───── Extracted records ─────

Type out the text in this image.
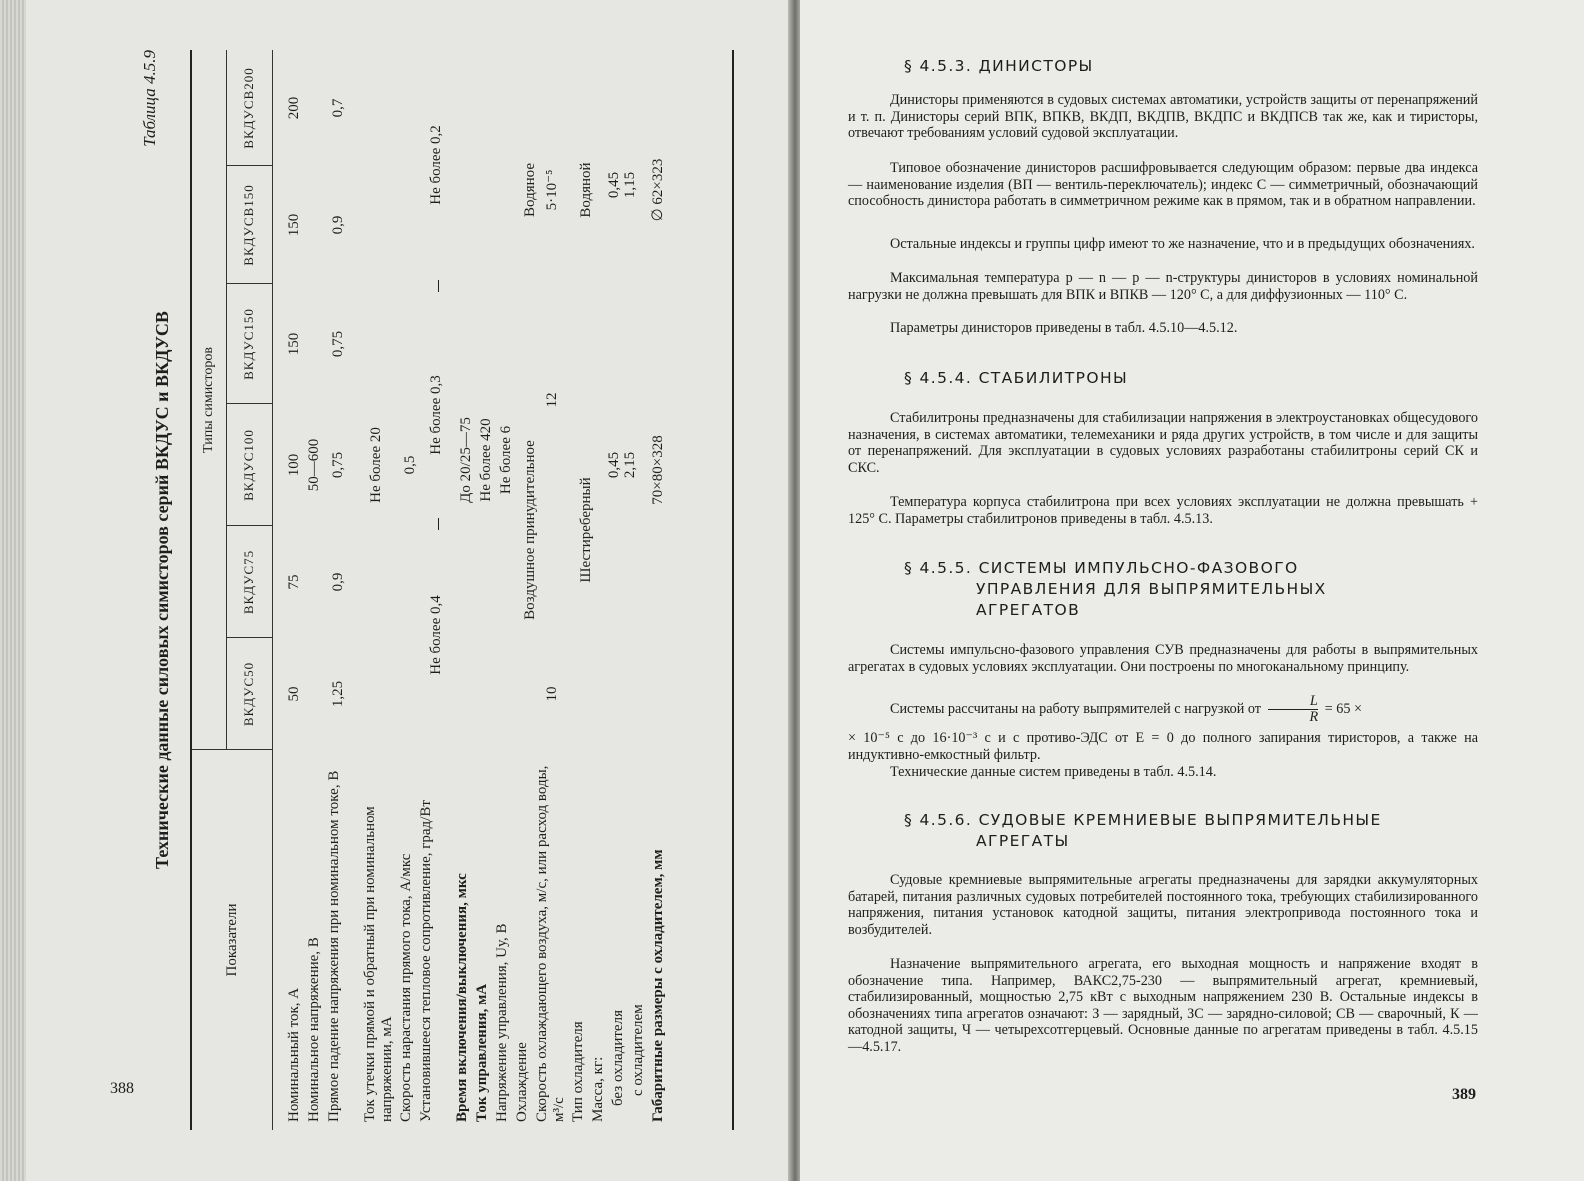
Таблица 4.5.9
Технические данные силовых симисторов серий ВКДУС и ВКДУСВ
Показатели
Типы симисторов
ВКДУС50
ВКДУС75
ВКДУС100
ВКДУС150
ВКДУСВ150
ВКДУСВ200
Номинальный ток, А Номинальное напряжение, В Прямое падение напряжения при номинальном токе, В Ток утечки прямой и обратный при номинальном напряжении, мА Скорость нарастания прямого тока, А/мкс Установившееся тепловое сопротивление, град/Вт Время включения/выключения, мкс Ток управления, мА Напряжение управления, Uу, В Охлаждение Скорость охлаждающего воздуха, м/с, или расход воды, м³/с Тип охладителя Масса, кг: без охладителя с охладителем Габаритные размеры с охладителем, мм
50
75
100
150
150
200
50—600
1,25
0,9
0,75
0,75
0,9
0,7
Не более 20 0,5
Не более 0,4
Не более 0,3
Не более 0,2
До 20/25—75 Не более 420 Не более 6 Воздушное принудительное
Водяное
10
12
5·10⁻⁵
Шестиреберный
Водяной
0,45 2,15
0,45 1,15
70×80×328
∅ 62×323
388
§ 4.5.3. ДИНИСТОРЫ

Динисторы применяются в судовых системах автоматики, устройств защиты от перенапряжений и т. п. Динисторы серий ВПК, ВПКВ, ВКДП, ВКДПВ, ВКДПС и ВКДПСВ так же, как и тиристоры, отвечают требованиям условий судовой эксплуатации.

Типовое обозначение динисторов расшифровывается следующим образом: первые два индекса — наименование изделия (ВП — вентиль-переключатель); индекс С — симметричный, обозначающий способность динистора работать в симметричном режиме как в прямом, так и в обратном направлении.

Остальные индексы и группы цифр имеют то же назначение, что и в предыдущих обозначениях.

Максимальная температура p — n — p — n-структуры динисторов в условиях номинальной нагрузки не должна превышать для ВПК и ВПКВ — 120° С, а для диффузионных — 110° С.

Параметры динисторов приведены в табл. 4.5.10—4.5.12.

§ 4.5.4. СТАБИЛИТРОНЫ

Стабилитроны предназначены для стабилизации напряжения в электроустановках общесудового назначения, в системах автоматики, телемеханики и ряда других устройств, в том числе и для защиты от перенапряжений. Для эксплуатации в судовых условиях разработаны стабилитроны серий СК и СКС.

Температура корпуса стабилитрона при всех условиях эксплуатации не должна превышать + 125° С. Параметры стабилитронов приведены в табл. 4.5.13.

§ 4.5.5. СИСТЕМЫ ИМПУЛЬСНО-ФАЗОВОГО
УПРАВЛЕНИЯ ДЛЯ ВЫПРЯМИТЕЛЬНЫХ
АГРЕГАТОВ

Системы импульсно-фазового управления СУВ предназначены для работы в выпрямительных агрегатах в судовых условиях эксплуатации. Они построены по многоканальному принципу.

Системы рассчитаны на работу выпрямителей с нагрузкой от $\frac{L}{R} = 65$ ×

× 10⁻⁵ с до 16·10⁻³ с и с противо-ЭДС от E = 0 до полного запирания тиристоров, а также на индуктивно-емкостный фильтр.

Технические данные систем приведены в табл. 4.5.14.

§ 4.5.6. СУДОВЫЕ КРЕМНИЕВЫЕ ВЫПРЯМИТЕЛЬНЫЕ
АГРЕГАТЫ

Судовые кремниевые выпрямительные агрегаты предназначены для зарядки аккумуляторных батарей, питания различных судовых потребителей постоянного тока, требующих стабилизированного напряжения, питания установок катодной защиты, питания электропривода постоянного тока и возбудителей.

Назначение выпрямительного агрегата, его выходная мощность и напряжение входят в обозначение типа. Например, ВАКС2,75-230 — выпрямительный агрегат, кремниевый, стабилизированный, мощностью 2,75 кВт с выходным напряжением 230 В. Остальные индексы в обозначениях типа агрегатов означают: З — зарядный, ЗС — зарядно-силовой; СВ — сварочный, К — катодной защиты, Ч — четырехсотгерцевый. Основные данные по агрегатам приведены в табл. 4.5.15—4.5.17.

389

─────

Copy each line of the records that contains the word "автоматики".

Динисторы применяются в судовых системах автоматики, устройств защиты от перенапряжений и т. п. Динисторы серий ВПК, ВПКВ, ВКДП, ВКДПВ, ВКДПС и ВКДПСВ так же, как и тиристоры, отвечают требованиям условий судовой эксплуатации.
Стабилитроны предназначены для стабилизации напряжения в электроустановках общесудового назначения, в системах автоматики, телемеханики и ряда других устройств, в том числе и для защиты от перенапряжений. Для эксплуатации в судовых условиях разработаны стабилитроны серий СК и СКС.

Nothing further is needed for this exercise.